Count how many lines of the data below contain the string "Anlık"; the reply should be that number alone.

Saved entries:
··········

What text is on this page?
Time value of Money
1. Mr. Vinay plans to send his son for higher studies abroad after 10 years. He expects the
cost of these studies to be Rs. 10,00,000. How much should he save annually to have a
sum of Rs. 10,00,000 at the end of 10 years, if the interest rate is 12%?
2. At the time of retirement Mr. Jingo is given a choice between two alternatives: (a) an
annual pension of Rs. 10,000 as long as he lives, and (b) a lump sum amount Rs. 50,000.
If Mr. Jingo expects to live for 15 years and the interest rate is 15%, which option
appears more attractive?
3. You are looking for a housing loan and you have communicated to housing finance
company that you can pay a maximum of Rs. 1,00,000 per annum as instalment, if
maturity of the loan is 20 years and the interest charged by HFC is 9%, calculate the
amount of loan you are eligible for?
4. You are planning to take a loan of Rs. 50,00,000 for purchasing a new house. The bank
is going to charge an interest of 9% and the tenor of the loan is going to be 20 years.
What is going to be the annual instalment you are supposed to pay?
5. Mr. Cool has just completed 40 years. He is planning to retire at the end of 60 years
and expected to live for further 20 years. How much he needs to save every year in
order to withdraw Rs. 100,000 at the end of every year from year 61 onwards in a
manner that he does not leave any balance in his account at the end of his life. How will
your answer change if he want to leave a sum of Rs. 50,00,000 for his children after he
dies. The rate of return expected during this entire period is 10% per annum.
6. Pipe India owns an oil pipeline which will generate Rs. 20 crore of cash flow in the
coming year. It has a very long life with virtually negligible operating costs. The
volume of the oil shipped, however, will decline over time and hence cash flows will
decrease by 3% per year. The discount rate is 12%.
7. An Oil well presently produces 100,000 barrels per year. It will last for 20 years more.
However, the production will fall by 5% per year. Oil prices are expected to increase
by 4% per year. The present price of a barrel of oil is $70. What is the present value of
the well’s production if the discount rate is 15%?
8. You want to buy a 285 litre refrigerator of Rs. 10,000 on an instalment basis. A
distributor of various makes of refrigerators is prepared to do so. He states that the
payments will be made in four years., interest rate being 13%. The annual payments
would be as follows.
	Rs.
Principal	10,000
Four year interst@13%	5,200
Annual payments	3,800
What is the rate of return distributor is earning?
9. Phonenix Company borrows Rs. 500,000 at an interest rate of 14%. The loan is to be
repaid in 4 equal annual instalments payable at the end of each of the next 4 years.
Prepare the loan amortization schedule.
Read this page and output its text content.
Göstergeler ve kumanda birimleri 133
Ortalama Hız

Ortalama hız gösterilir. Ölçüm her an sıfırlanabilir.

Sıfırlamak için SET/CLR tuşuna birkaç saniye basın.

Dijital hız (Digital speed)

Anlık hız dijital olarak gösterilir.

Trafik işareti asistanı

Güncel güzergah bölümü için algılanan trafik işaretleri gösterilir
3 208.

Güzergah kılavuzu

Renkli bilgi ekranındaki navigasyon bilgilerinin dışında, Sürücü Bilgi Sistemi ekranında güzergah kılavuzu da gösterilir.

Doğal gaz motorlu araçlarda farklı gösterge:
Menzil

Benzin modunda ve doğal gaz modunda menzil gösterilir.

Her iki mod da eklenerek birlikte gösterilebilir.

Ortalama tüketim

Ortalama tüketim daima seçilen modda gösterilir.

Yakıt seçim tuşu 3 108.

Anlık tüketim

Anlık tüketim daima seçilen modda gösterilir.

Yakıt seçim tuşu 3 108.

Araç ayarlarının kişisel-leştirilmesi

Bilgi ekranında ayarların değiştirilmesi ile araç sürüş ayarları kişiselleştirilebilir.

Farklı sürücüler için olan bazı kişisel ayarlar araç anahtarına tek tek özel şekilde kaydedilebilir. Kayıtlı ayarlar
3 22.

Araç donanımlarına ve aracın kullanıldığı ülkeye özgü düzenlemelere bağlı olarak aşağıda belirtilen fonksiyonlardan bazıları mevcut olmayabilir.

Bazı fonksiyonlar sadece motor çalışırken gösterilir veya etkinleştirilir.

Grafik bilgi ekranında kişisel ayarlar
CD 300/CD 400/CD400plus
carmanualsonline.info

··········

ANSWER TO THE PROBLEM:
3